> [SHORT TASK] Transcribe the data that follows precisely, omitting nothing.

> [TASK MATERIAL]
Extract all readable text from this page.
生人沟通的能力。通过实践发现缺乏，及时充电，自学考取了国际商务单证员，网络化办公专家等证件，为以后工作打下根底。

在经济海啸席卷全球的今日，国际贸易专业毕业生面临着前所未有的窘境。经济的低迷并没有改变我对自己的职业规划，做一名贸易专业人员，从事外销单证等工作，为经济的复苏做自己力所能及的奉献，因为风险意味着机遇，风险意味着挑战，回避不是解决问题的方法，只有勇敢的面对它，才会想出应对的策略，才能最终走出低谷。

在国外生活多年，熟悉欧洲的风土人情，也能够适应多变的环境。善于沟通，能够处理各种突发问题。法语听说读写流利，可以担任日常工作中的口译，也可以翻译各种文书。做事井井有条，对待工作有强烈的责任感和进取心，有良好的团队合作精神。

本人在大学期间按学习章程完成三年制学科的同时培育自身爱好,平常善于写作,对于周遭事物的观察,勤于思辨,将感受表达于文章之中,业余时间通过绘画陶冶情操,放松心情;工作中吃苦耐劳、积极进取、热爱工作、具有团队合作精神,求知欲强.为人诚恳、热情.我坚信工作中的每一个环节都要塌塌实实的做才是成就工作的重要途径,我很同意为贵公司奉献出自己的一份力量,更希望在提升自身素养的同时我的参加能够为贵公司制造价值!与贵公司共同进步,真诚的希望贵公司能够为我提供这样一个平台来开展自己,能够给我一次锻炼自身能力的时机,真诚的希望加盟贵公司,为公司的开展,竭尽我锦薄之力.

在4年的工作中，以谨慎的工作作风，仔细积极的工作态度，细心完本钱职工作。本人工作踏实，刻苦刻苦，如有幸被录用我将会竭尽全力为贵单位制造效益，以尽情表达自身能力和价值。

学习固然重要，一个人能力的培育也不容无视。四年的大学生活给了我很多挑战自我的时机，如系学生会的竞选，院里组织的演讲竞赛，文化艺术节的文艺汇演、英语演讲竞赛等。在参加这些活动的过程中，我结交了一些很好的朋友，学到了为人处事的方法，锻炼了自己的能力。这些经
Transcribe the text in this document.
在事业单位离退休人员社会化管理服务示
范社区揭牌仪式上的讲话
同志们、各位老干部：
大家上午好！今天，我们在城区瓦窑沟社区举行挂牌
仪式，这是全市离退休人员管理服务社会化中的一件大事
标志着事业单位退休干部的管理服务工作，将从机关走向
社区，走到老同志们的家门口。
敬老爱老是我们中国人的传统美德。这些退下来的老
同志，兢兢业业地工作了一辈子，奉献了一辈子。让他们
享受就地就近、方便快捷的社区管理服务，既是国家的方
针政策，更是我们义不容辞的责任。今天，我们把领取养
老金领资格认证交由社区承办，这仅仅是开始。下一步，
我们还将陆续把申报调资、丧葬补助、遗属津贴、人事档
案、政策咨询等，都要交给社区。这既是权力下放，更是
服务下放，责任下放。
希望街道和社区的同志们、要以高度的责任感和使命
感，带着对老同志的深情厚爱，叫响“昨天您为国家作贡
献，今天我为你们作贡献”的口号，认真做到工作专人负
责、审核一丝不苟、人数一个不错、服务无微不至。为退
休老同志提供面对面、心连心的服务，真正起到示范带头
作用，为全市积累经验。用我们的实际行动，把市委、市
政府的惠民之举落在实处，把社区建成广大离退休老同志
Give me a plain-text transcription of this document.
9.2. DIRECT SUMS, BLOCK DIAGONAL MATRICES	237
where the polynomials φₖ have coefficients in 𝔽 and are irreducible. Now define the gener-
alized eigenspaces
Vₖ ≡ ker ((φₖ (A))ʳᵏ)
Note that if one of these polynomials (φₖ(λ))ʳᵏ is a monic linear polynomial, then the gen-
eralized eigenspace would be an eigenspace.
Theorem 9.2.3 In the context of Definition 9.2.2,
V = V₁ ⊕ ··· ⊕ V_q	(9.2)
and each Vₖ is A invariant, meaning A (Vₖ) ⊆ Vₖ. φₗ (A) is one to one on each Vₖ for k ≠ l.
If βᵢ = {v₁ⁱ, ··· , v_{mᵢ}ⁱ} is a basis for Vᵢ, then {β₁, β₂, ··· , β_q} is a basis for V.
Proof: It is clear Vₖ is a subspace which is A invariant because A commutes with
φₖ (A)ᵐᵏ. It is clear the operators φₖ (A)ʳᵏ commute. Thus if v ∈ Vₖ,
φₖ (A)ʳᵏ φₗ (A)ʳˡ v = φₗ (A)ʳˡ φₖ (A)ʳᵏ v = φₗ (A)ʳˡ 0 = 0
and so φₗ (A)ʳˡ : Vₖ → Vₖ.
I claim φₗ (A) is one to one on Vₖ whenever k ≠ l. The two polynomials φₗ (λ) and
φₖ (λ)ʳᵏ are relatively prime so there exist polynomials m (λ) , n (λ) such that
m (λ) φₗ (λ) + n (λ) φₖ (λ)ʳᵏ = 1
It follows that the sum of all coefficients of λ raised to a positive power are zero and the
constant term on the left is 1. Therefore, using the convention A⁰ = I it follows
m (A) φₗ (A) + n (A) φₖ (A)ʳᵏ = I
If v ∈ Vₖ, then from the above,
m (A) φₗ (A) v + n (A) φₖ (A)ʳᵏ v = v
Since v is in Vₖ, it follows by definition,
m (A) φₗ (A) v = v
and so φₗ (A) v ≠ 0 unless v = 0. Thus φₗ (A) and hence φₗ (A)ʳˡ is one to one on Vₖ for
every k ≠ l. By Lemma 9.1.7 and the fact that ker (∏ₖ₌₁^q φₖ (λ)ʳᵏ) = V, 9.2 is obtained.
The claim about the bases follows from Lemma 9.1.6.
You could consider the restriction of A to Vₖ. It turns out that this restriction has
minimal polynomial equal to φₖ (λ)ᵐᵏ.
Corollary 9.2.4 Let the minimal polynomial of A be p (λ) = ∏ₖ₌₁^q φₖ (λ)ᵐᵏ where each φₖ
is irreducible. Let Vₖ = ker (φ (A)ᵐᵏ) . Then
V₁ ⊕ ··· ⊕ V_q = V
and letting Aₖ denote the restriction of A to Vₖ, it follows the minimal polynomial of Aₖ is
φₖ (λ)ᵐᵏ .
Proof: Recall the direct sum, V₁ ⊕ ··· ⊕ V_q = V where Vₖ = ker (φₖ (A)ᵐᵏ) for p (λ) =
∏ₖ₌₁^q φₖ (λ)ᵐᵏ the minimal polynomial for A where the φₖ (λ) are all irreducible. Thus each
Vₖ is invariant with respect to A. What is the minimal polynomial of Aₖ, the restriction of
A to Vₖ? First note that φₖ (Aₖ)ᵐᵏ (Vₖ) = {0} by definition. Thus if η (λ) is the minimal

> [ANSWER TO THE EXERCISE]
Extract all readable text from this page.
生人沟通的能力。通过实践发现缺乏，及时充电，自学考取了国际商务单证员，网络化办公专家等证件，为以后工作打下根底。

在经济海啸席卷全球的今日，国际贸易专业毕业生面临着前所未有的窘境。经济的低迷并没有改变我对自己的职业规划，做一名贸易专业人员，从事外销单证等工作，为经济的复苏做自己力所能及的奉献，因为风险意味着机遇，风险意味着挑战，回避不是解决问题的方法，只有勇敢的面对它，才会想出应对的策略，才能最终走出低谷。

在国外生活多年，熟悉欧洲的风土人情，也能够适应多变的环境。善于沟通，能够处理各种突发问题。法语听说读写流利，可以担任日常工作中的口译，也可以翻译各种文书。做事井井有条，对待工作有强烈的责任感和进取心，有良好的团队合作精神。

本人在大学期间按学习章程完成三年制学科的同时培育自身爱好,平常善于写作,对于周遭事物的观察,勤于思辨,将感受表达于文章之中,业余时间通过绘画陶冶情操,放松心情;工作中吃苦耐劳、积极进取、热爱工作、具有团队合作精神,求知欲强.为人诚恳、热情.我坚信工作中的每一个环节都要塌塌实实的做才是成就工作的重要途径,我很同意为贵公司奉献出自己的一份力量,更希望在提升自身素养的同时我的参加能够为贵公司制造价值!与贵公司共同进步,真诚的希望贵公司能够为我提供这样一个平台来开展自己,能够给我一次锻炼自身能力的时机,真诚的希望加盟贵公司,为公司的开展,竭尽我锦薄之力.

在4年的工作中，以谨慎的工作作风，仔细积极的工作态度，细心完本钱职工作。本人工作踏实，刻苦刻苦，如有幸被录用我将会竭尽全力为贵单位制造效益，以尽情表达自身能力和价值。

学习固然重要，一个人能力的培育也不容无视。四年的大学生活给了我很多挑战自我的时机，如系学生会的竞选，院里组织的演讲竞赛，文化艺术节的文艺汇演、英语演讲竞赛等。在参加这些活动的过程中，我结交了一些很好的朋友，学到了为人处事的方法，锻炼了自己的能力。这些经
Transcribe the text in this document.
在事业单位离退休人员社会化管理服务示
范社区揭牌仪式上的讲话
同志们、各位老干部：
大家上午好！今天，我们在城区瓦窑沟社区举行挂牌
仪式，这是全市离退休人员管理服务社会化中的一件大事
标志着事业单位退休干部的管理服务工作，将从机关走向
社区，走到老同志们的家门口。
敬老爱老是我们中国人的传统美德。这些退下来的老
同志，兢兢业业地工作了一辈子，奉献了一辈子。让他们
享受就地就近、方便快捷的社区管理服务，既是国家的方
针政策，更是我们义不容辞的责任。今天，我们把领取养
老金领资格认证交由社区承办，这仅仅是开始。下一步，
我们还将陆续把申报调资、丧葬补助、遗属津贴、人事档
案、政策咨询等，都要交给社区。这既是权力下放，更是
服务下放，责任下放。
希望街道和社区的同志们、要以高度的责任感和使命
感，带着对老同志的深情厚爱，叫响“昨天您为国家作贡
献，今天我为你们作贡献”的口号，认真做到工作专人负
责、审核一丝不苟、人数一个不错、服务无微不至。为退
休老同志提供面对面、心连心的服务，真正起到示范带头
作用，为全市积累经验。用我们的实际行动，把市委、市
政府的惠民之举落在实处，把社区建成广大离退休老同志
Give me a plain-text transcription of this document.
9.2. DIRECT SUMS, BLOCK DIAGONAL MATRICES	237
where the polynomials φₖ have coefficients in 𝔽 and are irreducible. Now define the gener-
alized eigenspaces
Vₖ ≡ ker ((φₖ (A))ʳᵏ)
Note that if one of these polynomials (φₖ(λ))ʳᵏ is a monic linear polynomial, then the gen-
eralized eigenspace would be an eigenspace.
Theorem 9.2.3 In the context of Definition 9.2.2,
V = V₁ ⊕ ··· ⊕ V_q	(9.2)
and each Vₖ is A invariant, meaning A (Vₖ) ⊆ Vₖ. φₗ (A) is one to one on each Vₖ for k ≠ l.
If βᵢ = {v₁ⁱ, ··· , v_{mᵢ}ⁱ} is a basis for Vᵢ, then {β₁, β₂, ··· , β_q} is a basis for V.
Proof: It is clear Vₖ is a subspace which is A invariant because A commutes with
φₖ (A)ᵐᵏ. It is clear the operators φₖ (A)ʳᵏ commute. Thus if v ∈ Vₖ,
φₖ (A)ʳᵏ φₗ (A)ʳˡ v = φₗ (A)ʳˡ φₖ (A)ʳᵏ v = φₗ (A)ʳˡ 0 = 0
and so φₗ (A)ʳˡ : Vₖ → Vₖ.
I claim φₗ (A) is one to one on Vₖ whenever k ≠ l. The two polynomials φₗ (λ) and
φₖ (λ)ʳᵏ are relatively prime so there exist polynomials m (λ) , n (λ) such that
m (λ) φₗ (λ) + n (λ) φₖ (λ)ʳᵏ = 1
It follows that the sum of all coefficients of λ raised to a positive power are zero and the
constant term on the left is 1. Therefore, using the convention A⁰ = I it follows
m (A) φₗ (A) + n (A) φₖ (A)ʳᵏ = I
If v ∈ Vₖ, then from the above,
m (A) φₗ (A) v + n (A) φₖ (A)ʳᵏ v = v
Since v is in Vₖ, it follows by definition,
m (A) φₗ (A) v = v
and so φₗ (A) v ≠ 0 unless v = 0. Thus φₗ (A) and hence φₗ (A)ʳˡ is one to one on Vₖ for
every k ≠ l. By Lemma 9.1.7 and the fact that ker (∏ₖ₌₁^q φₖ (λ)ʳᵏ) = V, 9.2 is obtained.
The claim about the bases follows from Lemma 9.1.6.
You could consider the restriction of A to Vₖ. It turns out that this restriction has
minimal polynomial equal to φₖ (λ)ᵐᵏ.
Corollary 9.2.4 Let the minimal polynomial of A be p (λ) = ∏ₖ₌₁^q φₖ (λ)ᵐᵏ where each φₖ
is irreducible. Let Vₖ = ker (φ (A)ᵐᵏ) . Then
V₁ ⊕ ··· ⊕ V_q = V
and letting Aₖ denote the restriction of A to Vₖ, it follows the minimal polynomial of Aₖ is
φₖ (λ)ᵐᵏ .
Proof: Recall the direct sum, V₁ ⊕ ··· ⊕ V_q = V where Vₖ = ker (φₖ (A)ᵐᵏ) for p (λ) =
∏ₖ₌₁^q φₖ (λ)ᵐᵏ the minimal polynomial for A where the φₖ (λ) are all irreducible. Thus each
Vₖ is invariant with respect to A. What is the minimal polynomial of Aₖ, the restriction of
A to Vₖ? First note that φₖ (Aₖ)ᵐᵏ (Vₖ) = {0} by definition. Thus if η (λ) is the minimal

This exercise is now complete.